>> begin DATA SUPPLIED

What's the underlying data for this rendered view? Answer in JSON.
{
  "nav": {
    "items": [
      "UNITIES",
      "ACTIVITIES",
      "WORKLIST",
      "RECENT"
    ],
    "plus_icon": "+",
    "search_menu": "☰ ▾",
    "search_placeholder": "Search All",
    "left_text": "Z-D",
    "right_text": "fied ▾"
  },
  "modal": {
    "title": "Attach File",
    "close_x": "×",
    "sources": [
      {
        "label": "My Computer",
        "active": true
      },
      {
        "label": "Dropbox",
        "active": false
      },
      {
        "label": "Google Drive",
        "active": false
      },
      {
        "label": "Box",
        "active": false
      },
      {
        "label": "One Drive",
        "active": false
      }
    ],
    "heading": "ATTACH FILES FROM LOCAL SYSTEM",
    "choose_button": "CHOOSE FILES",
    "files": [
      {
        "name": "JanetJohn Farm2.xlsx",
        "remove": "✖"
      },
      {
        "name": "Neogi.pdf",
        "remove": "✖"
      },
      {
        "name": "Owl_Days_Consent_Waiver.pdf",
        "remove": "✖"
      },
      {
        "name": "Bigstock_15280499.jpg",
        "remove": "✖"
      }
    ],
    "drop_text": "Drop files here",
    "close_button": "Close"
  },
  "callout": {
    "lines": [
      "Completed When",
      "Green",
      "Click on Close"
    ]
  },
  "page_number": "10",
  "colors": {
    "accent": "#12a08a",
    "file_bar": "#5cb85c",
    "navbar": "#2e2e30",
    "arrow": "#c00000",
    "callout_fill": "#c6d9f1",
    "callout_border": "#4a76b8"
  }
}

>> end DATA SUPPLIED

## EXERCISE GOAL
Filter the data, keeping only the lines that contain "name".

## FULL OUTPUT
        "name": "JanetJohn Farm2.xlsx",
        "name": "Neogi.pdf",
        "name": "Owl_Days_Consent_Waiver.pdf",
        "name": "Bigstock_15280499.jpg",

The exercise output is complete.